• **Written instruction**:
Each line of the material below that holds the word "pracovního" needs to be copied.
start Records provided
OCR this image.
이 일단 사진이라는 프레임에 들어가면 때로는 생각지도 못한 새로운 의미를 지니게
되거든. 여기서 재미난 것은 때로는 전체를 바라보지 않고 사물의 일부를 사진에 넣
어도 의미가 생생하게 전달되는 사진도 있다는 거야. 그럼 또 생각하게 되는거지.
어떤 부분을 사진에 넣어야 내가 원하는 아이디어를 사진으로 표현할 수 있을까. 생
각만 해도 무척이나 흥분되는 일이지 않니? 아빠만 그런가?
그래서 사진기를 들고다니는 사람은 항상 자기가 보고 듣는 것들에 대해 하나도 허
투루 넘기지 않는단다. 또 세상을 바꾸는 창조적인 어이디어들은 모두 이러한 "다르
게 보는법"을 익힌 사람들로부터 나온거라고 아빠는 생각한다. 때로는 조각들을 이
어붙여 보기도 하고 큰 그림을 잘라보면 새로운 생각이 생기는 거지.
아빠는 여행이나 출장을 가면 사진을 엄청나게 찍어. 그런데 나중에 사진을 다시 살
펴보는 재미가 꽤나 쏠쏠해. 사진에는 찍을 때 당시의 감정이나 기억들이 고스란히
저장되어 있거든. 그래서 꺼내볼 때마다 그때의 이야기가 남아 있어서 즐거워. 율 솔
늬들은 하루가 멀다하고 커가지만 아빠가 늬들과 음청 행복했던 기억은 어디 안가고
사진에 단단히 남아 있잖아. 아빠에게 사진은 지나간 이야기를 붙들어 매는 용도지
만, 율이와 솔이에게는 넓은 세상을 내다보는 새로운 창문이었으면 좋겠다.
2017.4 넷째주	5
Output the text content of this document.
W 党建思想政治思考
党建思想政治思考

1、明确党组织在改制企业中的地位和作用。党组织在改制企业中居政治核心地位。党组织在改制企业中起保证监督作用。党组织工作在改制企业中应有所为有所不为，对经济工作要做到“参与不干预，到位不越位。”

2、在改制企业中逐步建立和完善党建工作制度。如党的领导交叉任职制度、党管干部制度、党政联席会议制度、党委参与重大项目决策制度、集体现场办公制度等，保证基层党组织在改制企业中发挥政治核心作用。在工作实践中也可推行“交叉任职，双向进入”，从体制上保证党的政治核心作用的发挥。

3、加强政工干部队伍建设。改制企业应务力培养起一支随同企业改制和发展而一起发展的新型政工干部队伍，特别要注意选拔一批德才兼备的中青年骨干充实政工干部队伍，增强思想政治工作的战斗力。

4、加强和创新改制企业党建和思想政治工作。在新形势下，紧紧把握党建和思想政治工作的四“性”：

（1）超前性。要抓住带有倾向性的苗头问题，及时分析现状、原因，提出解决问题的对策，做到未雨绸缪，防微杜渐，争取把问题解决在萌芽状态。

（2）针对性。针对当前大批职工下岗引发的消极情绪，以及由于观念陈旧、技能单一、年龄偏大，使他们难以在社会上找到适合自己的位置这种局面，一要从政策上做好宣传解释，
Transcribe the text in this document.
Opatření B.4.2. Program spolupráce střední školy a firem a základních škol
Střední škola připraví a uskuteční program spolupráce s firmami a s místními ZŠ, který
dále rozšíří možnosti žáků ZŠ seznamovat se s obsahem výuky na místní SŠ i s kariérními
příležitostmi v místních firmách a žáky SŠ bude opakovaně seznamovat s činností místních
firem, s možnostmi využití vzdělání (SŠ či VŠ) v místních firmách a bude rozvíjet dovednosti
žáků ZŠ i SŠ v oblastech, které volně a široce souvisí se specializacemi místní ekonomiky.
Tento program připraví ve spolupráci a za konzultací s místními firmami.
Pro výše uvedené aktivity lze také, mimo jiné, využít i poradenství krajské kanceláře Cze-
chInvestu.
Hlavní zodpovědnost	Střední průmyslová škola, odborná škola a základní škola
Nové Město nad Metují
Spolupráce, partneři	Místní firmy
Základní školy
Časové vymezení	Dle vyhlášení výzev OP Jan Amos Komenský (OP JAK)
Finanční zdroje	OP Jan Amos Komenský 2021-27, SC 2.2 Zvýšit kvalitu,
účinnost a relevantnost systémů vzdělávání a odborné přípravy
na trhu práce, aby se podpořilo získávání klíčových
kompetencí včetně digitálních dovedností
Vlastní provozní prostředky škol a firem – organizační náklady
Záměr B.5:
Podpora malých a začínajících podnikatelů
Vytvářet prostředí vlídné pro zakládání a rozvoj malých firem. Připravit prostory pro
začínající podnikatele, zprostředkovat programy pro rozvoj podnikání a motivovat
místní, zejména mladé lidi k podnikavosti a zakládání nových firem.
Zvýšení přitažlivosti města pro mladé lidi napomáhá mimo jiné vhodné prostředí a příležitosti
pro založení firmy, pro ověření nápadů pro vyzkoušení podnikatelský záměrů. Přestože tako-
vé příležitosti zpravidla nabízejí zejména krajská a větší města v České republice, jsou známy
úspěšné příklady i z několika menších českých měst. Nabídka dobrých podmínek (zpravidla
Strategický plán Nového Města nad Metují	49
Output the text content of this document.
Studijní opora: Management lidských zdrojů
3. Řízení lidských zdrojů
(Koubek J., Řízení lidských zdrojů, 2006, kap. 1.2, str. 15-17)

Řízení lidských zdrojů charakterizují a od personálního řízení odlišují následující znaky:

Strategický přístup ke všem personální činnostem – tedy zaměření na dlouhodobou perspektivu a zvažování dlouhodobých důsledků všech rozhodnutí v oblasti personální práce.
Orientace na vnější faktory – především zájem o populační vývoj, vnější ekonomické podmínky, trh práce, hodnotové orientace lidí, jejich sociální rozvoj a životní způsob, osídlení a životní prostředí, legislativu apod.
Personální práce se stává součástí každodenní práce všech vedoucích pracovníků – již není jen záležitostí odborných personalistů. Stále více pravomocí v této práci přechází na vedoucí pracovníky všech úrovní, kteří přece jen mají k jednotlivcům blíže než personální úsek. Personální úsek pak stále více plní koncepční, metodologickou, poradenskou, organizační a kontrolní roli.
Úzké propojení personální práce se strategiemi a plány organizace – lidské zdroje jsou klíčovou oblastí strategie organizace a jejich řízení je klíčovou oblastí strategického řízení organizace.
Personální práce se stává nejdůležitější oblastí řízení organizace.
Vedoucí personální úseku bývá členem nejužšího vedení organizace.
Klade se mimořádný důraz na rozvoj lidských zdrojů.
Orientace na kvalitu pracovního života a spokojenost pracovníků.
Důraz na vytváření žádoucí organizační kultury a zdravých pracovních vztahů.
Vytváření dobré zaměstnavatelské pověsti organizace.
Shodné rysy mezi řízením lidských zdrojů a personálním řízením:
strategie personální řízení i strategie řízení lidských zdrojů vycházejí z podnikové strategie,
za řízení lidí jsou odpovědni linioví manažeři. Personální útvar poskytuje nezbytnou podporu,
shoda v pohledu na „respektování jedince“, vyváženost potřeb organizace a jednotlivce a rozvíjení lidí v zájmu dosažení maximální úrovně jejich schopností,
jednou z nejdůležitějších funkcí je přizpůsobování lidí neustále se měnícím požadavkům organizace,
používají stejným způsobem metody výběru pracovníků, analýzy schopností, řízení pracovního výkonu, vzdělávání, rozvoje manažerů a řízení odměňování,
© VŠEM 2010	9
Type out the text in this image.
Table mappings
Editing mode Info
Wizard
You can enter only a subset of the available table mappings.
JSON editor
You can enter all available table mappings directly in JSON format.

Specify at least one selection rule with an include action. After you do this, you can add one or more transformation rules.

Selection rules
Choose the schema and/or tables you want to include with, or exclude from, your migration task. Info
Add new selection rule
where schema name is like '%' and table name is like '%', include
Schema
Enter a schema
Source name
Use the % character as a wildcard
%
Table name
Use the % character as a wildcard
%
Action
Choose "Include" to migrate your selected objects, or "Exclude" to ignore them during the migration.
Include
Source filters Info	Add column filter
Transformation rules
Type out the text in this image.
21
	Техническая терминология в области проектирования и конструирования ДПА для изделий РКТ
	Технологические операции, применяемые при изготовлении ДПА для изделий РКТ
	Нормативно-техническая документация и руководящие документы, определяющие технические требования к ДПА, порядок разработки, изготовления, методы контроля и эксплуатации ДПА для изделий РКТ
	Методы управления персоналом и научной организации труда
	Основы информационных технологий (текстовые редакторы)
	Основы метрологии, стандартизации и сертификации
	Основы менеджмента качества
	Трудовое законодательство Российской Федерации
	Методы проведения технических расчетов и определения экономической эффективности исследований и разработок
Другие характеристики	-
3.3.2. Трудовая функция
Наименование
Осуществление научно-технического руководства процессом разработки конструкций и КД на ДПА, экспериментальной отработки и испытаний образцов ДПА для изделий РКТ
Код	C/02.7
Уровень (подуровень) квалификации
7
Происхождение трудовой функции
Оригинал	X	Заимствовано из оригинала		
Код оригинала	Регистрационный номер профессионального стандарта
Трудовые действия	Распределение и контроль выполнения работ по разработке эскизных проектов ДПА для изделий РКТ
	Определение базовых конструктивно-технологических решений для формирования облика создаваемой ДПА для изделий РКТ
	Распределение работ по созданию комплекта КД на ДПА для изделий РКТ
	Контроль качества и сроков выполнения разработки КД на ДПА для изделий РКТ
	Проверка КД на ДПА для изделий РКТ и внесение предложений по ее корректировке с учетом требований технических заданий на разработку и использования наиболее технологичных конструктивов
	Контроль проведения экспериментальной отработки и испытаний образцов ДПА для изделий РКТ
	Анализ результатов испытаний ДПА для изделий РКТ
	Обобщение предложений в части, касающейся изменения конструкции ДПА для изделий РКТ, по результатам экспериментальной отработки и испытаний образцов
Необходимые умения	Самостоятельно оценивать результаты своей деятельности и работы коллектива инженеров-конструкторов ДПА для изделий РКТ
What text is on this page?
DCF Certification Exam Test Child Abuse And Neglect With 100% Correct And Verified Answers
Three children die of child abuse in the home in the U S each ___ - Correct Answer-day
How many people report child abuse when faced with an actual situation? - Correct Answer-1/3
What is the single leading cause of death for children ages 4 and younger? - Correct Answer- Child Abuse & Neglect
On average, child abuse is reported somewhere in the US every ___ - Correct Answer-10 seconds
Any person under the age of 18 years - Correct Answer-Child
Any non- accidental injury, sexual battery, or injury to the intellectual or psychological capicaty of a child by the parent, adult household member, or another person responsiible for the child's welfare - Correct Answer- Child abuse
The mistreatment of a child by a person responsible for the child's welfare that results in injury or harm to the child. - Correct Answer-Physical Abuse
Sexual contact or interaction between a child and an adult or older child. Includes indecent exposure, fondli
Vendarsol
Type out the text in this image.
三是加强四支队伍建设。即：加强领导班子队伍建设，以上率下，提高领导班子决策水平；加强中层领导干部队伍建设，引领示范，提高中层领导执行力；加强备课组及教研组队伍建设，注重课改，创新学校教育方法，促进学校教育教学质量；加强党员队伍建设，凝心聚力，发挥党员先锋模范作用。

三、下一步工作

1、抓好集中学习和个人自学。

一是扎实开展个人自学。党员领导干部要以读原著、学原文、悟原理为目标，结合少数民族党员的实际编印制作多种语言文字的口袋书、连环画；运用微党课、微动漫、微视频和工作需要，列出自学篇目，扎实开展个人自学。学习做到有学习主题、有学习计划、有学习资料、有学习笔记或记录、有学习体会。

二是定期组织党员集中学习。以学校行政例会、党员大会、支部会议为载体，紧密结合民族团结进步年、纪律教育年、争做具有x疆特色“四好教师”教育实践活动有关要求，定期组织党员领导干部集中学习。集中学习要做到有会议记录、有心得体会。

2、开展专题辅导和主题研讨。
end Records provided
• **Answer for this exercise**:
Orientace na kvalitu pracovního života a spokojenost pracovníků.
používají stejným způsobem metody výběru pracovníků, analýzy schopností, řízení pracovního výkonu, vzdělávání, rozvoje manažerů a řízení odměňování,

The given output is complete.